WHAT TO WORK ON:
In two sentences, what does the article below about John Carpenter and Letterboxd report?

Start of SELECTED TEXT

John Carpenter has no idea what Letterboxd is, isn’t posting any reviews there

A fake Letterboxd account for John Carpenter has been dismissed by the director, who claims to not even know what it is.

John carpenter

Prestige filmmakers such as Martin Scorsese, Francis Ford Coppola and Michael Mann have joined Letterboxd – the online community to share reviews, create lists and fanboy out – but one who never has is John Carpenter. Hell, he doesn’t even know what it is! So, no, those reviews you’ve seen “him” allegedly post are all phony.

Amid a swirl of repostings of supposed reviews that John Carpenter put on Letterboxd, the director took to social media to not only debunk them but ask a serious question: “What the hell is a Letterboxd!??”

But these weren’t just any old reviews – these were, by and large, for John Carpenter movies. While the phony account has since been deleted, saved screenshots point to “John Carpenter” rating every one of his movies. Now that we know it was all a gag, it does take a lot of the fun out of it, but it was still incredible picturing John Carpenter at his desk and conjuring up a scathing review of Memoirs of an Invisible Man.

End of SELECTED TEXT
Start of RAW DATA

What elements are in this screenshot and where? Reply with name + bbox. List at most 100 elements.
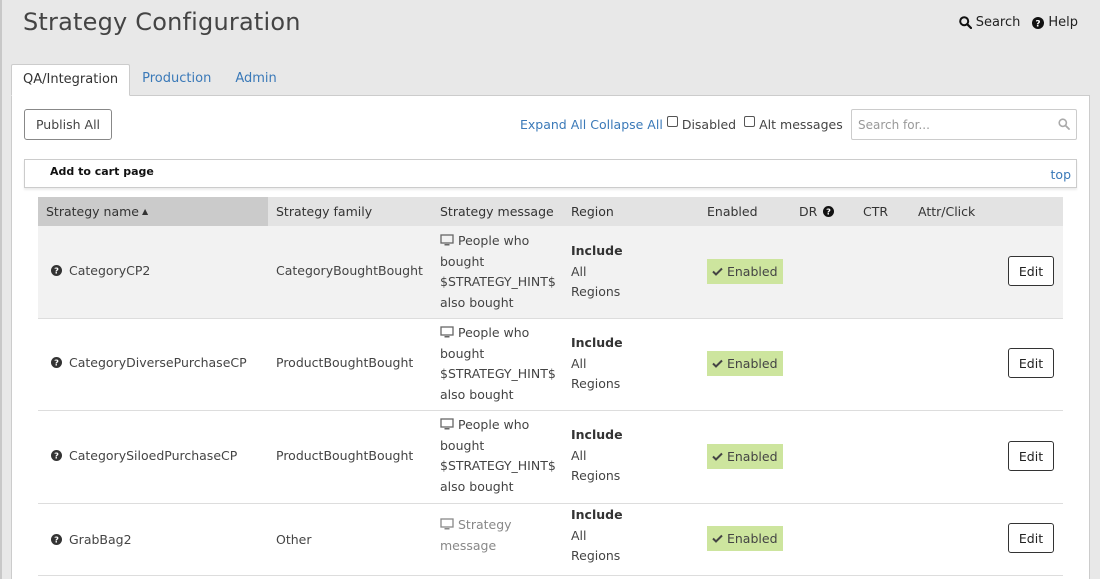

End of RAW DATA

THE RESULT:
John Carpenter has dismissed a fake Letterboxd account that posted reviews under his name, asking on social media what Letterboxd even is. The account has since been deleted, but saved screenshots show it rating every one of his movies.